:: Material provided ::

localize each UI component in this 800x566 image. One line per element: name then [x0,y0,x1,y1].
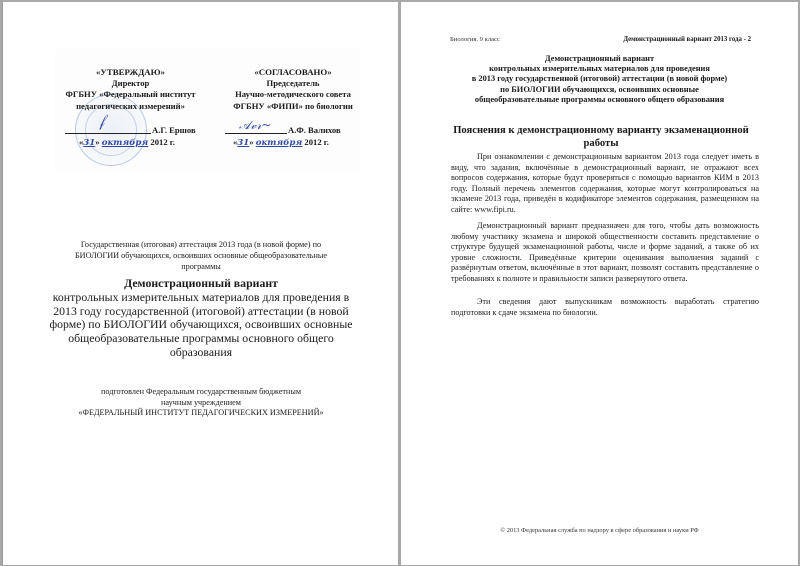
signer-name: А.Г. Ершов [152,125,196,135]
paragraph: Эти сведения дают выпускникам возможност… [451,297,759,318]
demo-title: Демонстрационный вариант контрольных изм… [3,277,398,360]
approval-line: ФГБНУ «Федеральный институт [58,89,203,100]
copyright-footer: © 2013 Федеральная служба по надзору в с… [401,527,798,534]
paragraph: Демонстрационный вариант предназначен дл… [451,221,759,285]
demo-title-body: контрольных измерительных материалов для… [43,291,359,360]
running-header-right: Демонстрационный вариант 2013 года - 2 [623,36,751,43]
approval-date: «31» октября 2012 г. [79,137,175,148]
page2-title: Демонстрационный вариант контрольных изм… [401,54,798,105]
approval-date: «31» октября 2012 г. [233,137,329,148]
signature-line [65,133,151,134]
approval-block-approved: «УТВЕРЖДАЮ» Директор ФГБНУ «Федеральный … [58,67,203,112]
approval-block-agreed: «СОГЛАСОВАНО» Председатель Научно-методи… [218,67,368,112]
document-page-1: «УТВЕРЖДАЮ» Директор ФГБНУ «Федеральный … [2,2,398,565]
document-page-2: Биология. 9 класс Демонстрационный вариа… [401,2,798,565]
section-heading: Пояснения к демонстрационному варианту э… [451,125,751,150]
paragraph: При ознакомлении с демонстрационным вари… [451,152,759,216]
prepared-by: подготовлен Федеральным государственным … [3,387,398,419]
approval-line: ФГБНУ «ФИПИ» по биологии [218,101,368,112]
approval-line: Председатель [218,78,368,89]
approval-line: Директор [58,78,203,89]
signer-name: А.Ф. Валихов [288,125,341,135]
approval-title: «УТВЕРЖДАЮ» [58,67,203,78]
running-header-left: Биология. 9 класс [450,36,500,43]
approval-line: Научно-методического совета [218,89,368,100]
approval-title: «СОГЛАСОВАНО» [218,67,368,78]
demo-title-heading: Демонстрационный вариант [43,277,359,291]
signature-line [225,133,287,134]
approval-line: педагогических измерений» [58,101,203,112]
attestation-text: Государственная (итоговая) аттестация 20… [3,240,398,272]
signature-icon: 𝒜𝓋𝓇~ [239,118,271,133]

:: Aim of the exercise ::
Copy out the listing above with every "paragraph" switched to "text-block" and nothing else changed. Leave the picture out.

:: Result of the task ::
localize each UI component in this 800x566 image. One line per element: name then [x0,y0,x1,y1].
signer-name: А.Г. Ершов [152,125,196,135]
text-block: Эти сведения дают выпускникам возможност… [451,297,759,318]
demo-title: Демонстрационный вариант контрольных изм… [3,277,398,360]
approval-line: ФГБНУ «Федеральный институт [58,89,203,100]
copyright-footer: © 2013 Федеральная служба по надзору в с… [401,527,798,534]
text-block: Демонстрационный вариант предназначен дл… [451,221,759,285]
demo-title-body: контрольных измерительных материалов для… [43,291,359,360]
running-header-right: Демонстрационный вариант 2013 года - 2 [623,36,751,43]
approval-date: «31» октября 2012 г. [79,137,175,148]
page2-title: Демонстрационный вариант контрольных изм… [401,54,798,105]
approval-date: «31» октября 2012 г. [233,137,329,148]
signature-line [65,133,151,134]
approval-block-approved: «УТВЕРЖДАЮ» Директор ФГБНУ «Федеральный … [58,67,203,112]
approval-block-agreed: «СОГЛАСОВАНО» Председатель Научно-методи… [218,67,368,112]
document-page-1: «УТВЕРЖДАЮ» Директор ФГБНУ «Федеральный … [2,2,398,565]
document-page-2: Биология. 9 класс Демонстрационный вариа… [401,2,798,565]
section-heading: Пояснения к демонстрационному варианту э… [451,125,751,150]
text-block: При ознакомлении с демонстрационным вари… [451,152,759,216]
prepared-by: подготовлен Федеральным государственным … [3,387,398,419]
approval-line: ФГБНУ «ФИПИ» по биологии [218,101,368,112]
approval-line: Председатель [218,78,368,89]
approval-line: Директор [58,78,203,89]
signer-name: А.Ф. Валихов [288,125,341,135]
approval-title: «УТВЕРЖДАЮ» [58,67,203,78]
running-header-left: Биология. 9 класс [450,36,500,43]
approval-line: Научно-методического совета [218,89,368,100]
approval-title: «СОГЛАСОВАНО» [218,67,368,78]
demo-title-heading: Демонстрационный вариант [43,277,359,291]
signature-line [225,133,287,134]
approval-line: педагогических измерений» [58,101,203,112]
attestation-text: Государственная (итоговая) аттестация 20… [3,240,398,272]
signature-icon: 𝒜𝓋𝓇~ [239,118,271,133]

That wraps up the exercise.